-- MATERIAL SHOWN --
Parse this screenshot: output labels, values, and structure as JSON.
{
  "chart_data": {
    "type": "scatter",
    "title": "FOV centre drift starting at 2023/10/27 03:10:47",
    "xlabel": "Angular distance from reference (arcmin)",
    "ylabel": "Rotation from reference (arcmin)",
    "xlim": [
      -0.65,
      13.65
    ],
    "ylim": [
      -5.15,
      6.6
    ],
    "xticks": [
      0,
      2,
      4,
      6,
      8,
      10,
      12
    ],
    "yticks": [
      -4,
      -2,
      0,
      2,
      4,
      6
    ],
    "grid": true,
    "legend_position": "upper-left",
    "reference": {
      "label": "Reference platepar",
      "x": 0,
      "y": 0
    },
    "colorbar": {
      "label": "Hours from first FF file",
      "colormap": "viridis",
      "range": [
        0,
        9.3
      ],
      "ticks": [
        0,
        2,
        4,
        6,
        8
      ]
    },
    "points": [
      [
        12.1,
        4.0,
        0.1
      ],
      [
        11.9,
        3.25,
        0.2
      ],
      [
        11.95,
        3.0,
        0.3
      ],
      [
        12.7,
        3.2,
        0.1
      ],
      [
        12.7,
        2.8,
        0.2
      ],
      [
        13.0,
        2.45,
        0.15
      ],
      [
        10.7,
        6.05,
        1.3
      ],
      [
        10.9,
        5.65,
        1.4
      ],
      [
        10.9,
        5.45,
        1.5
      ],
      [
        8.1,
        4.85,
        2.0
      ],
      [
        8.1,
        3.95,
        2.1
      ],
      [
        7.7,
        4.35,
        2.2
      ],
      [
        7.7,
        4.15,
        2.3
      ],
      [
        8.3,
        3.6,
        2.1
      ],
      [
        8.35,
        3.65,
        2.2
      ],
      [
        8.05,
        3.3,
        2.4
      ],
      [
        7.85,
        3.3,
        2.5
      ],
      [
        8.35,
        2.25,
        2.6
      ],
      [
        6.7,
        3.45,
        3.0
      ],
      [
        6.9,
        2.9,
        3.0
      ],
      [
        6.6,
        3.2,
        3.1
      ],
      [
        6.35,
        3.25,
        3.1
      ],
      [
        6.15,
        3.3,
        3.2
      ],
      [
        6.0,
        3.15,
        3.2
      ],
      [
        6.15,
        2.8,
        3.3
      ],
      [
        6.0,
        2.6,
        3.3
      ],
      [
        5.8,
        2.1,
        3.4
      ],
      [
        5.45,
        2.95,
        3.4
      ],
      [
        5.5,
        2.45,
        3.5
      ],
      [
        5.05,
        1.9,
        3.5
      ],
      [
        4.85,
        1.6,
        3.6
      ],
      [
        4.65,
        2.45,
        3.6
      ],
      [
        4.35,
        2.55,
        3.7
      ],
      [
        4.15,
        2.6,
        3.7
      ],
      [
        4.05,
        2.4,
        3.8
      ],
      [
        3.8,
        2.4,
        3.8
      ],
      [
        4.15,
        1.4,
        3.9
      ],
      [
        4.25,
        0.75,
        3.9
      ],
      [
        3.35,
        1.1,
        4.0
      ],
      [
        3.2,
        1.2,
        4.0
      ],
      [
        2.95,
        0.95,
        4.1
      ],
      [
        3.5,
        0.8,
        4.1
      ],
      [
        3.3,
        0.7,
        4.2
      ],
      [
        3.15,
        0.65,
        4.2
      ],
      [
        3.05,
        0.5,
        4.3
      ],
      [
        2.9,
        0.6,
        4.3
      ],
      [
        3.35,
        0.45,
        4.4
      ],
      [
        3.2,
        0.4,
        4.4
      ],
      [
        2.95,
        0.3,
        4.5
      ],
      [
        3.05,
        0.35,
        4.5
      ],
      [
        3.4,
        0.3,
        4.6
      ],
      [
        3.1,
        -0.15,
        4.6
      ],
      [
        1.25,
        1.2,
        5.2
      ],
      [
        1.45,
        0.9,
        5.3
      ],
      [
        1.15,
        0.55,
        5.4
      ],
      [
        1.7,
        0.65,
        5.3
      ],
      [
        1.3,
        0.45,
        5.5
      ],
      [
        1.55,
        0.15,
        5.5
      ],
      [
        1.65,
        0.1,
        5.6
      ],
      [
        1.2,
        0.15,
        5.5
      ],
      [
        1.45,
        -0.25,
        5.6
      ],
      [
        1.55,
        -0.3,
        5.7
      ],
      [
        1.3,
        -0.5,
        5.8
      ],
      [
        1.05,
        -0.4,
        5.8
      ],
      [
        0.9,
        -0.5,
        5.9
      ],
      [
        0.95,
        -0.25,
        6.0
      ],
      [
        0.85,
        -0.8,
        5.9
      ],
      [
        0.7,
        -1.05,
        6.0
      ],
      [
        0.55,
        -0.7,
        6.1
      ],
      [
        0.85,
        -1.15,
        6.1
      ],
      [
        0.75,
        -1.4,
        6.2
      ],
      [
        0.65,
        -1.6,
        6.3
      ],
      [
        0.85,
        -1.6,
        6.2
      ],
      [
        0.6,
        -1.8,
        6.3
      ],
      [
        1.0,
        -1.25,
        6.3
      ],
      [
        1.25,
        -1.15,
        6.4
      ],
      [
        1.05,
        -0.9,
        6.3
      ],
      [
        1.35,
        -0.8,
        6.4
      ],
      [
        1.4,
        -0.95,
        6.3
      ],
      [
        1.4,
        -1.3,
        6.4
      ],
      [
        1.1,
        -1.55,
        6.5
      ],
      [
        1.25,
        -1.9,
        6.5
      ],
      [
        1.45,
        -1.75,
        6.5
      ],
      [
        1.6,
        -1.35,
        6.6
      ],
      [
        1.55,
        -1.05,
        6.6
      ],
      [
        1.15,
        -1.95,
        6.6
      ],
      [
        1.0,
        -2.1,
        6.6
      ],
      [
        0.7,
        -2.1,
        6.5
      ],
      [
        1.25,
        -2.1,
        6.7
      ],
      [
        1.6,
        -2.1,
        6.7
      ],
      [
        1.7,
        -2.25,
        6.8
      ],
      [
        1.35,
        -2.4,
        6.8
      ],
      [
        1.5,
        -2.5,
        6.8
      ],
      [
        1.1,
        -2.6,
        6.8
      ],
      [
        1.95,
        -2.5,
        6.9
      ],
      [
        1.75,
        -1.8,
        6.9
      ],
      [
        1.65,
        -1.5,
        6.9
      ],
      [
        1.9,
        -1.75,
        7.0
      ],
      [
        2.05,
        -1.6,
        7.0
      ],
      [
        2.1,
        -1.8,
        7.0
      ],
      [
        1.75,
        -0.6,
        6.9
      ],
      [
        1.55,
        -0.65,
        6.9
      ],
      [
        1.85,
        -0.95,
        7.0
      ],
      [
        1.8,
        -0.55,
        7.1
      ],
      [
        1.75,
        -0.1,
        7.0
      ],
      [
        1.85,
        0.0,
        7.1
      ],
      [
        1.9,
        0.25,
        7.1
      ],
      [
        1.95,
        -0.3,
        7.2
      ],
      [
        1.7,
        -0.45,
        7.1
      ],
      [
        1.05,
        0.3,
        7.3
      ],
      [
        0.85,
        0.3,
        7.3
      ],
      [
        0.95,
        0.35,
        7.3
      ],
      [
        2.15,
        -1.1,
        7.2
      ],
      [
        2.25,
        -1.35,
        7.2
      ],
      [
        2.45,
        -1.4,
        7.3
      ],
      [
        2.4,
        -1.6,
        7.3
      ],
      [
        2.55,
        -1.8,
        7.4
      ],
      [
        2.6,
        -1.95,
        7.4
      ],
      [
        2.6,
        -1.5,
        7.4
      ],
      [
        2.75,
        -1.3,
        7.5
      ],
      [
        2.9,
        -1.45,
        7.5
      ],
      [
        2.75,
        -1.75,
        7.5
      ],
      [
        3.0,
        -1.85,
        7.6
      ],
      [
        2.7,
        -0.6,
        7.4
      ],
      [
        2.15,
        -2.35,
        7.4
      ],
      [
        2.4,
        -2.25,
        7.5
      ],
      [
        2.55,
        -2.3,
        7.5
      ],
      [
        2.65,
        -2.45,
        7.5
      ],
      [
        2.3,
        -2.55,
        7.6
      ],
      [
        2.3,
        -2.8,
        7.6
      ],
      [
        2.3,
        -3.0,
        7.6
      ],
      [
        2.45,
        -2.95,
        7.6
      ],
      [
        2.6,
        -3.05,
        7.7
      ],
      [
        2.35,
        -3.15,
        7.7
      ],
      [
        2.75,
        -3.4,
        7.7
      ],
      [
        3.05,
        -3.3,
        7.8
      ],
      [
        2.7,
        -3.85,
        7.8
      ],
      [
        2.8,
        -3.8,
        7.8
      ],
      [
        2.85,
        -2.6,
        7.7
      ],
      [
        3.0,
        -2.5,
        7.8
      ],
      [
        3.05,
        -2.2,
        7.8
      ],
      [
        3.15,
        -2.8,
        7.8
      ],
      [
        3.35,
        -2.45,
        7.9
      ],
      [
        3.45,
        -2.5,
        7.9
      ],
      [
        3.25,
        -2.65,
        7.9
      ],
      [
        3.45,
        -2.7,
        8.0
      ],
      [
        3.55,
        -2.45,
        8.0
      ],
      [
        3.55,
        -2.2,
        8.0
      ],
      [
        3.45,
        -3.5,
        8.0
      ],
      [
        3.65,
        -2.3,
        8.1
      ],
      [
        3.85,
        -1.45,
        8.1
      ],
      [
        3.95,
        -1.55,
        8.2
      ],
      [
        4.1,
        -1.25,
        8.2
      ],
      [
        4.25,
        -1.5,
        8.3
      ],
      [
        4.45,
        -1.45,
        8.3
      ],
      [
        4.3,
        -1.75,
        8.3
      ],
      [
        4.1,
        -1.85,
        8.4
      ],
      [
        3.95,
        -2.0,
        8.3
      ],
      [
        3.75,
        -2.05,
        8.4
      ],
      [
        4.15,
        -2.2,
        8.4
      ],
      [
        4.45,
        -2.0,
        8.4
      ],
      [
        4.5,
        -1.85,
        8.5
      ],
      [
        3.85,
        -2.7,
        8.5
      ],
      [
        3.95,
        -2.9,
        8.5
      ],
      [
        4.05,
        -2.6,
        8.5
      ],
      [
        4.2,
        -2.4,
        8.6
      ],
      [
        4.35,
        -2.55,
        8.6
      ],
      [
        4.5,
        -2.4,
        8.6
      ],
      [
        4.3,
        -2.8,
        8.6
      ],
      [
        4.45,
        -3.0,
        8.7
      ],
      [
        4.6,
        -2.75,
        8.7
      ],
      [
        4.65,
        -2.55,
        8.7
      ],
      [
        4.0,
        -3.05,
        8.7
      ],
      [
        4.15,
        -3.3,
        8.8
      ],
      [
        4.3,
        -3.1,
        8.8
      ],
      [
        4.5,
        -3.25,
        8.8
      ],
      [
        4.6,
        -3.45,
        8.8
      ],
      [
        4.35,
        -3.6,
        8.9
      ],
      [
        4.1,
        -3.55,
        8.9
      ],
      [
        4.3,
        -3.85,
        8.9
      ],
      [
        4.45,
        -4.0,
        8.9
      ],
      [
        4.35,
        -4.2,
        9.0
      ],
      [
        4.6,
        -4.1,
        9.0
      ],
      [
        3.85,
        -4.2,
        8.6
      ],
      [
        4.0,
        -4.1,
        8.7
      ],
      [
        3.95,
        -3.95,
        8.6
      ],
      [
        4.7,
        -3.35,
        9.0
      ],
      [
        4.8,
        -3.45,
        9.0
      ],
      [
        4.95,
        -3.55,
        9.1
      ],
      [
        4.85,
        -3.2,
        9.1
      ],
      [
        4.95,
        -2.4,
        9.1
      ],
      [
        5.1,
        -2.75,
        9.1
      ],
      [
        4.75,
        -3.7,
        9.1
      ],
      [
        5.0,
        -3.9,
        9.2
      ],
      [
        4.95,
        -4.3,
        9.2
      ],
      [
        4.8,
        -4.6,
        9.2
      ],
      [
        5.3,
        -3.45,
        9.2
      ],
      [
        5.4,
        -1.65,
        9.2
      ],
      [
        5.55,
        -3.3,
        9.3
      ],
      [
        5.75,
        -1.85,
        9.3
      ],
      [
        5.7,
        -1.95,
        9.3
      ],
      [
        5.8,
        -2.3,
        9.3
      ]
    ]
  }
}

-- INSTRUCTION --
From the data above, copy each line that has the string "arcmin".

-- SOLUTION TO THIS PROBLEM --
    "xlabel": "Angular distance from reference (arcmin)",
    "ylabel": "Rotation from reference (arcmin)",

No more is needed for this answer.